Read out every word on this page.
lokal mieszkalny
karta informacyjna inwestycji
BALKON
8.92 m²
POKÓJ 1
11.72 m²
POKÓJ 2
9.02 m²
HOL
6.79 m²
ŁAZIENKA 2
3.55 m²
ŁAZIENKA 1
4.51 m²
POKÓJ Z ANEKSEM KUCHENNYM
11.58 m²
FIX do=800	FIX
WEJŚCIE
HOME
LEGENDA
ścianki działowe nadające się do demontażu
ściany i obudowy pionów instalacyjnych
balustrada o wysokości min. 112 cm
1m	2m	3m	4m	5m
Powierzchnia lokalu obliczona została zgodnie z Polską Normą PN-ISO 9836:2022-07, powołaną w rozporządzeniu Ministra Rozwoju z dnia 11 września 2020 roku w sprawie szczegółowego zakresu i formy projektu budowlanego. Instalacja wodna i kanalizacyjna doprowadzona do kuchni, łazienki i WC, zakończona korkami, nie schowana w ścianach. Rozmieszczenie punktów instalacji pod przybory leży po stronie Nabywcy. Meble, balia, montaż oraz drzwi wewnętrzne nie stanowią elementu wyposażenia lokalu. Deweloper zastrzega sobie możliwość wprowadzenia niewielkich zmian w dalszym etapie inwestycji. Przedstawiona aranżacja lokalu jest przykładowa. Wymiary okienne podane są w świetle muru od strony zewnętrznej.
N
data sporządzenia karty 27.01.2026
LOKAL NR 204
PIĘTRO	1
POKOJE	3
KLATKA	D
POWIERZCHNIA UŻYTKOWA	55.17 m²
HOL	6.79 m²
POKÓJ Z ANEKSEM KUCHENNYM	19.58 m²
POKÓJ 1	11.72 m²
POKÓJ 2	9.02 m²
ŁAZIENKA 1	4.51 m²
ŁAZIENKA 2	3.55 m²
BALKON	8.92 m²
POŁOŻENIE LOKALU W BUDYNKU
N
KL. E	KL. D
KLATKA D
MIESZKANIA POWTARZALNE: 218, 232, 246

----

• _Prompt_: Print every record above exactly as written.

• _Solved problem_:
Read out every word on this page.
lokal mieszkalny
karta informacyjna inwestycji
BALKON
8.92 m²
POKÓJ 1
11.72 m²
POKÓJ 2
9.02 m²
HOL
6.79 m²
ŁAZIENKA 2
3.55 m²
ŁAZIENKA 1
4.51 m²
POKÓJ Z ANEKSEM KUCHENNYM
11.58 m²
FIX do=800	FIX
WEJŚCIE
HOME
LEGENDA
ścianki działowe nadające się do demontażu
ściany i obudowy pionów instalacyjnych
balustrada o wysokości min. 112 cm
1m	2m	3m	4m	5m
Powierzchnia lokalu obliczona została zgodnie z Polską Normą PN-ISO 9836:2022-07, powołaną w rozporządzeniu Ministra Rozwoju z dnia 11 września 2020 roku w sprawie szczegółowego zakresu i formy projektu budowlanego. Instalacja wodna i kanalizacyjna doprowadzona do kuchni, łazienki i WC, zakończona korkami, nie schowana w ścianach. Rozmieszczenie punktów instalacji pod przybory leży po stronie Nabywcy. Meble, balia, montaż oraz drzwi wewnętrzne nie stanowią elementu wyposażenia lokalu. Deweloper zastrzega sobie możliwość wprowadzenia niewielkich zmian w dalszym etapie inwestycji. Przedstawiona aranżacja lokalu jest przykładowa. Wymiary okienne podane są w świetle muru od strony zewnętrznej.
N
data sporządzenia karty 27.01.2026
LOKAL NR 204
PIĘTRO	1
POKOJE	3
KLATKA	D
POWIERZCHNIA UŻYTKOWA	55.17 m²
HOL	6.79 m²
POKÓJ Z ANEKSEM KUCHENNYM	19.58 m²
POKÓJ 1	11.72 m²
POKÓJ 2	9.02 m²
ŁAZIENKA 1	4.51 m²
ŁAZIENKA 2	3.55 m²
BALKON	8.92 m²
POŁOŻENIE LOKALU W BUDYNKU
N
KL. E	KL. D
KLATKA D
MIESZKANIA POWTARZALNE: 218, 232, 246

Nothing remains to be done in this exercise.